# AIM:
Set down all of the entries word for word, omitting the images they contain.

# PROVIDED ENTRIES:
'''
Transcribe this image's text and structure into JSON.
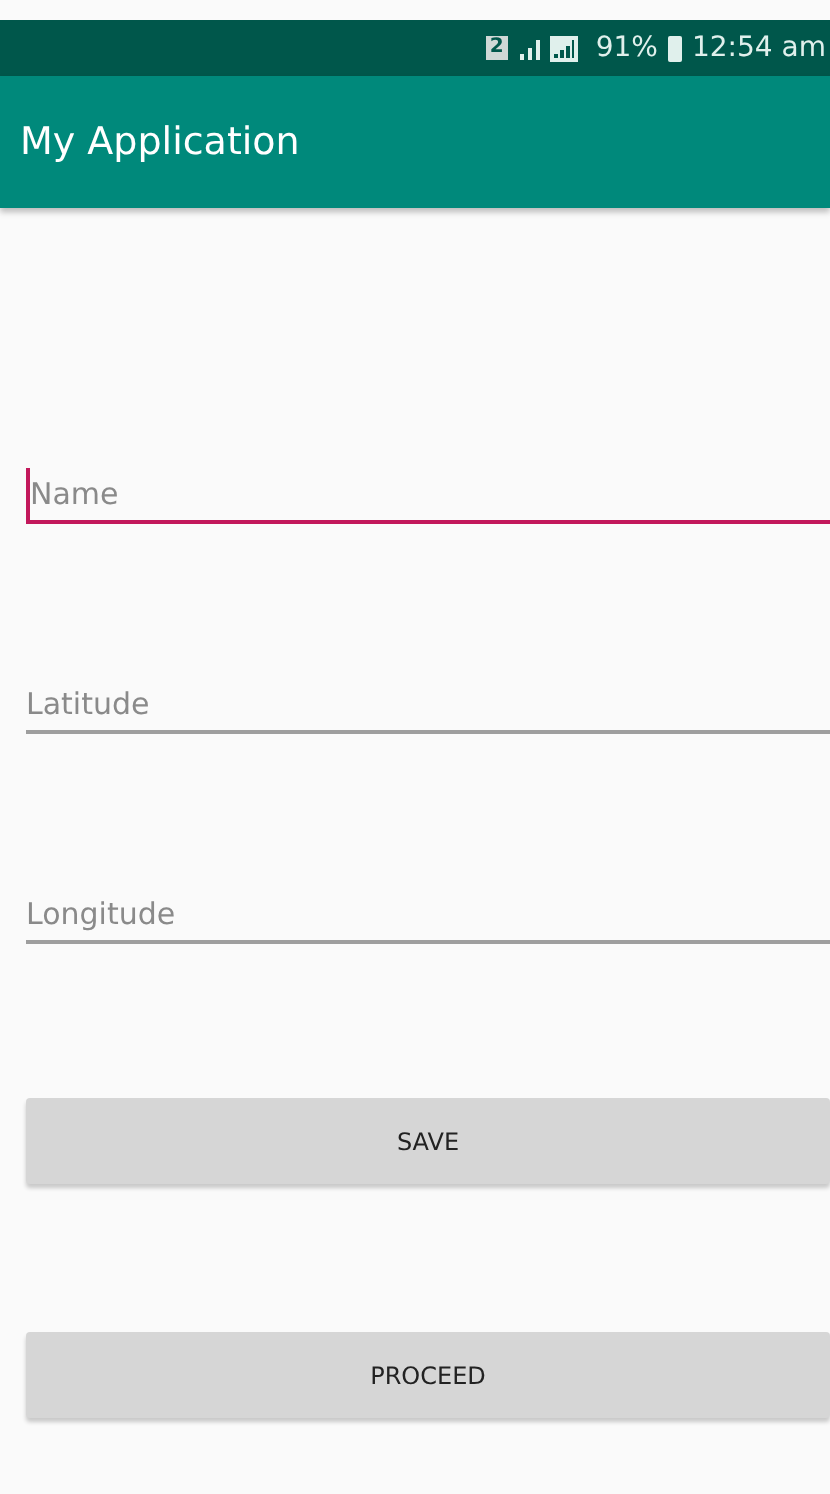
{
  "status_bar": {
    "sim": "2",
    "battery": "91%",
    "time": "12:54 am"
  },
  "app_bar": {
    "title": "My Application"
  },
  "fields": [
    {
      "placeholder": "Name",
      "focused": true
    },
    {
      "placeholder": "Latitude",
      "focused": false
    },
    {
      "placeholder": "Longitude",
      "focused": false
    }
  ],
  "buttons": [
    "SAVE",
    "PROCEED"
  ]
}
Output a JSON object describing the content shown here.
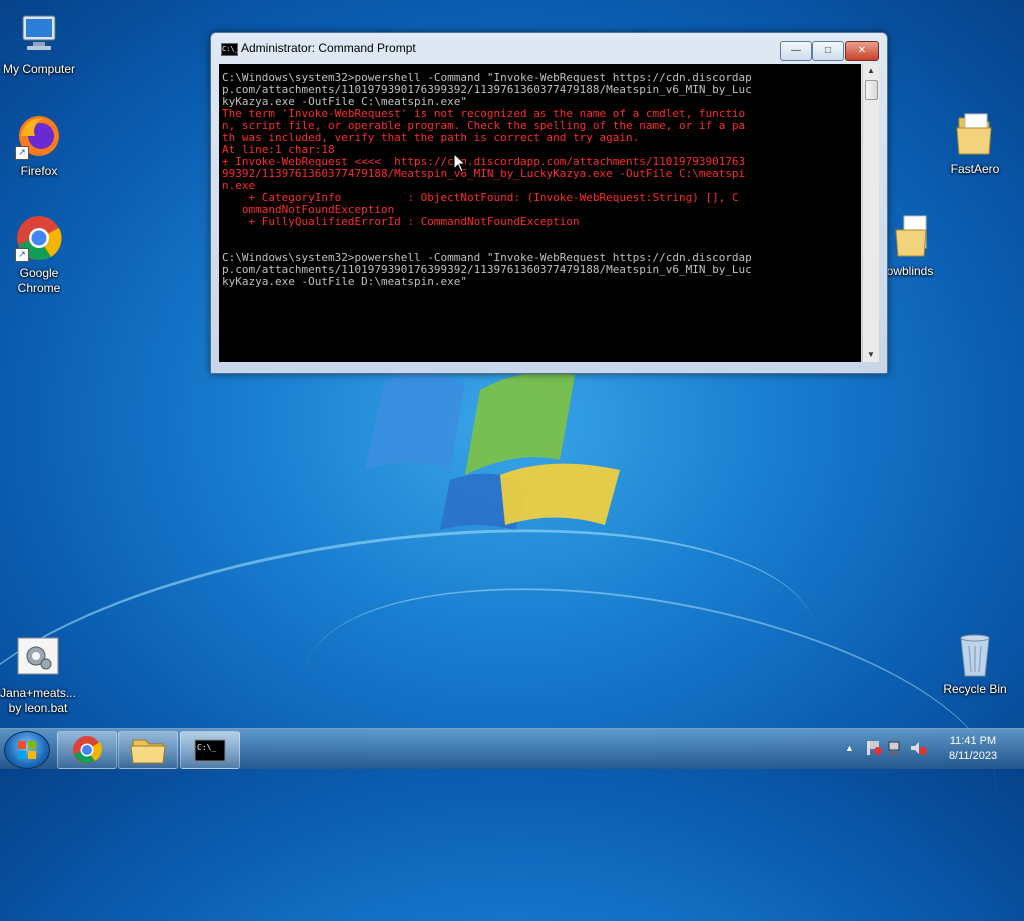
{
  "desktop": {
    "icons": [
      {
        "label": "My Computer"
      },
      {
        "label": "Firefox"
      },
      {
        "label": "Google Chrome"
      },
      {
        "label": "FastAero"
      },
      {
        "label": "owblinds"
      },
      {
        "label": "Jana+meats... by leon.bat"
      },
      {
        "label": "Recycle Bin"
      }
    ]
  },
  "cmd_window": {
    "title": "Administrator:  Command Prompt",
    "icon_label": "C:\\_",
    "min_label": "—",
    "max_label": "□",
    "close_label": "✕",
    "lines": [
      {
        "t": "C:\\Windows\\system32>powershell -Command \"Invoke-WebRequest https://cdn.discordap",
        "c": "w"
      },
      {
        "t": "p.com/attachments/1101979390176399392/1139761360377479188/Meatspin_v6_MIN_by_Luc",
        "c": "w"
      },
      {
        "t": "kyKazya.exe -OutFile C:\\meatspin.exe\"",
        "c": "w"
      },
      {
        "t": "The term 'Invoke-WebRequest' is not recognized as the name of a cmdlet, functio",
        "c": "r"
      },
      {
        "t": "n, script file, or operable program. Check the spelling of the name, or if a pa",
        "c": "r"
      },
      {
        "t": "th was included, verify that the path is correct and try again.",
        "c": "r"
      },
      {
        "t": "At line:1 char:18",
        "c": "r"
      },
      {
        "t": "+ Invoke-WebRequest <<<<  https://cdn.discordapp.com/attachments/11019793901763",
        "c": "r"
      },
      {
        "t": "99392/1139761360377479188/Meatspin_v6_MIN_by_LuckyKazya.exe -OutFile C:\\meatspi",
        "c": "r"
      },
      {
        "t": "n.exe",
        "c": "r"
      },
      {
        "t": "    + CategoryInfo          : ObjectNotFound: (Invoke-WebRequest:String) [], C",
        "c": "r"
      },
      {
        "t": "   ommandNotFoundException",
        "c": "r"
      },
      {
        "t": "    + FullyQualifiedErrorId : CommandNotFoundException",
        "c": "r"
      },
      {
        "t": "",
        "c": "w"
      },
      {
        "t": "",
        "c": "w"
      },
      {
        "t": "C:\\Windows\\system32>powershell -Command \"Invoke-WebRequest https://cdn.discordap",
        "c": "w"
      },
      {
        "t": "p.com/attachments/1101979390176399392/1139761360377479188/Meatspin_v6_MIN_by_Luc",
        "c": "w"
      },
      {
        "t": "kyKazya.exe -OutFile D:\\meatspin.exe\"",
        "c": "w"
      }
    ]
  },
  "taskbar": {
    "time": "11:41 PM",
    "date": "8/11/2023",
    "tray_arrow": "▲"
  },
  "colors": {
    "console_text": "#c0c0c0",
    "console_error": "#ff2a2a",
    "console_bg": "#000000"
  }
}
'''
# THE ANSWER:
Transcribe this image's text and structure into JSON.
{
  "status_bar": {
    "sim": "2",
    "battery": "91%",
    "time": "12:54 am"
  },
  "app_bar": {
    "title": "My Application"
  },
  "fields": [
    {
      "placeholder": "Name",
      "focused": true
    },
    {
      "placeholder": "Latitude",
      "focused": false
    },
    {
      "placeholder": "Longitude",
      "focused": false
    }
  ],
  "buttons": [
    "SAVE",
    "PROCEED"
  ]
}
Output a JSON object describing the content shown here.
{
  "desktop": {
    "icons": [
      {
        "label": "My Computer"
      },
      {
        "label": "Firefox"
      },
      {
        "label": "Google Chrome"
      },
      {
        "label": "FastAero"
      },
      {
        "label": "owblinds"
      },
      {
        "label": "Jana+meats... by leon.bat"
      },
      {
        "label": "Recycle Bin"
      }
    ]
  },
  "cmd_window": {
    "title": "Administrator:  Command Prompt",
    "icon_label": "C:\\_",
    "min_label": "—",
    "max_label": "□",
    "close_label": "✕",
    "lines": [
      {
        "t": "C:\\Windows\\system32>powershell -Command \"Invoke-WebRequest https://cdn.discordap",
        "c": "w"
      },
      {
        "t": "p.com/attachments/1101979390176399392/1139761360377479188/Meatspin_v6_MIN_by_Luc",
        "c": "w"
      },
      {
        "t": "kyKazya.exe -OutFile C:\\meatspin.exe\"",
        "c": "w"
      },
      {
        "t": "The term 'Invoke-WebRequest' is not recognized as the name of a cmdlet, functio",
        "c": "r"
      },
      {
        "t": "n, script file, or operable program. Check the spelling of the name, or if a pa",
        "c": "r"
      },
      {
        "t": "th was included, verify that the path is correct and try again.",
        "c": "r"
      },
      {
        "t": "At line:1 char:18",
        "c": "r"
      },
      {
        "t": "+ Invoke-WebRequest <<<<  https://cdn.discordapp.com/attachments/11019793901763",
        "c": "r"
      },
      {
        "t": "99392/1139761360377479188/Meatspin_v6_MIN_by_LuckyKazya.exe -OutFile C:\\meatspi",
        "c": "r"
      },
      {
        "t": "n.exe",
        "c": "r"
      },
      {
        "t": "    + CategoryInfo          : ObjectNotFound: (Invoke-WebRequest:String) [], C",
        "c": "r"
      },
      {
        "t": "   ommandNotFoundException",
        "c": "r"
      },
      {
        "t": "    + FullyQualifiedErrorId : CommandNotFoundException",
        "c": "r"
      },
      {
        "t": "",
        "c": "w"
      },
      {
        "t": "",
        "c": "w"
      },
      {
        "t": "C:\\Windows\\system32>powershell -Command \"Invoke-WebRequest https://cdn.discordap",
        "c": "w"
      },
      {
        "t": "p.com/attachments/1101979390176399392/1139761360377479188/Meatspin_v6_MIN_by_Luc",
        "c": "w"
      },
      {
        "t": "kyKazya.exe -OutFile D:\\meatspin.exe\"",
        "c": "w"
      }
    ]
  },
  "taskbar": {
    "time": "11:41 PM",
    "date": "8/11/2023",
    "tray_arrow": "▲"
  },
  "colors": {
    "console_text": "#c0c0c0",
    "console_error": "#ff2a2a",
    "console_bg": "#000000"
  }
}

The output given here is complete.